* **TEXTE FOURNI**:
Une société patriarcale et déséquilibrée

Magyd Cherfi trace un portrait avec tendresse mais sans concession de la micro société dans laquelle il a évolué dans l’année qui précède son entrée dans le domaine de la chanson, et s’il en dénonce les dérapages, il parvient aussi à en expliquer les causes.

La rue Raphaël, refermée sur elle-même, vit à un rythme double : d’un côté celui des pères qui vont travailler et des mères qui s’activent au foyer et, de l’autre, celui des jeunes plus ou moins présents dans les collèges ou les lycées professionnels et, le plus souvent, désœuvrés ou petits délinquants. Ce décalage est révélateur des écarts qui séparent les générations.

Magyd Cherfi évoque les pères immigrés pendant ou après la guerre d’Algérie et les humiliations qu’ils subissent. Le sien ne se plaint pas (214), il est une ombre soumise qui encaisse les insultes proférées par d’autres immigrés plus anciennement arrivés : « tel ou tel Italien ou autre Portugais beuglant des « sales Arabes » à tout bout de champ. » (142). Dans la famille, c’est la mère qui gère le budget, surveille les études des enfants, et veille à la bonne marche de la maison. Le père, dont il est peu question dans les premières pages du récit, a une part de sagesse : « Heureux d’un foyer, d’une femme dont il disait que c’était la meilleure cuisinière » (214) qui laisse deviner l’origine de cette sérénité venue d’une enfance misérable qui lui fait apprécier le moindre cadeau de la vie. Magyd, s’il reste assez éloigné de lui car ce père n’est guère bavard, se souvient toutefois, trente ans plus tard, d’un conseil reçu quand il avait « une dizaine d’années » (215). La morale de cet homme simple et sans doute naïf, prend l’allure d’une fable :

Tu vois ça [le tranchant d’une lame de couteau], c’est le chemin qui va au paradis. SI tu as été méchant tu pencheras vers l’enfer et tu brûleras pour l’éternité. Si tu as été gentil il penchera de l’autre côté et là tu trouveras des montagnes de fruits ; des figues, des melons des bananes. Tu nageras dans des rivières de lait et il fera bon tout le temps. (215-216)

* **LISTE DES TÂCHES**:
A – Répondez aux questions suivantes d'après le texte fourni :
(i) Dans la famille, qui gère le budget ?
(ii) Vers quel âge Magyd a-t-il reçu le conseil de son père ?
(iii) Dans la fable du père, que trouvera celui qui a été gentil ?
B – Reformulez sous forme de liste, s'il vous plaît, le paragraphe du texte fourni qui commence par « La rue Raphaël, refermée sur elle-même », en conservant ses faits principaux.

* **LIGNES DE DONNÉES**:

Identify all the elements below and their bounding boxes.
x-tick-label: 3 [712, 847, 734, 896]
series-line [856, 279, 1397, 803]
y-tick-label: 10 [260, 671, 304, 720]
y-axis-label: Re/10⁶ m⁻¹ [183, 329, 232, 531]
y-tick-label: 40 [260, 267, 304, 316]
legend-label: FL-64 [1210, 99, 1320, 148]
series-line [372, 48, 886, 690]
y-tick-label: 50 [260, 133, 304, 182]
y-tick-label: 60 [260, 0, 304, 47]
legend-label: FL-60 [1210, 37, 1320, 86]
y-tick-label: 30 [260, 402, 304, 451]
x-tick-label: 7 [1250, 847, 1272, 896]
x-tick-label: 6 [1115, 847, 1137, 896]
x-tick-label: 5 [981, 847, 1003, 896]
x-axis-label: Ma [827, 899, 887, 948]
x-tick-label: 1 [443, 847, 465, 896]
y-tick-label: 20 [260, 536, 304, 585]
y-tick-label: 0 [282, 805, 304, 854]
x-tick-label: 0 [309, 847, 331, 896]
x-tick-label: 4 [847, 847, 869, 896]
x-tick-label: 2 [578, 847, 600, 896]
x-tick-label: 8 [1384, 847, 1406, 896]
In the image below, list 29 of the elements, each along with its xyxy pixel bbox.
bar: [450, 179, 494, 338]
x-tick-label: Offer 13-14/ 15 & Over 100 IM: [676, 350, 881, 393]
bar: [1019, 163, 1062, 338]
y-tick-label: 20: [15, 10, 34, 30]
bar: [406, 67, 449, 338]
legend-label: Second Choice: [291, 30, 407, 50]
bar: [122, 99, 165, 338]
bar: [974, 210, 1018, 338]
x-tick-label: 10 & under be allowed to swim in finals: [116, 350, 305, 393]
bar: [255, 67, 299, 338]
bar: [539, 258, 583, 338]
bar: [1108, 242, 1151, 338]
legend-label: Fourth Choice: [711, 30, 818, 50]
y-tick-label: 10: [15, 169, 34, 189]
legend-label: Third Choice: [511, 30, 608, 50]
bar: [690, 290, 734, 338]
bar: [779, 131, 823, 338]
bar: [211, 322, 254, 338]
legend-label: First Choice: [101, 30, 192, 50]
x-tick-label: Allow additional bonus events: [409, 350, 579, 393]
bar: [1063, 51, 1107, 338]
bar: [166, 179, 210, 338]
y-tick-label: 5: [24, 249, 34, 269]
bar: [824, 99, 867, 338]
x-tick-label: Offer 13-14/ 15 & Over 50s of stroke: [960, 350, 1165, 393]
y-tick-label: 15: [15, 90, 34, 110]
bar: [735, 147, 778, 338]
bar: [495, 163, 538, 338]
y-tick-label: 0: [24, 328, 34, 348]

* **RÉSULTATS**:
A –
(i) La mère.
(ii) Vers une dizaine d'années.
(iii) Des montagnes de fruits (figues, melons, bananes) et des rivières de lait où il nagera, avec un temps toujours agréable.

B –
- La rue Raphaël, refermée sur elle-même, vit à un rythme double.
- D'un côté, les pères vont travailler et les mères s'activent au foyer.
- De l'autre, les jeunes sont plus ou moins présents dans les collèges ou les lycées professionnels et, le plus souvent, désœuvrés ou petits délinquants.
- Ce décalage révèle les écarts entre les générations.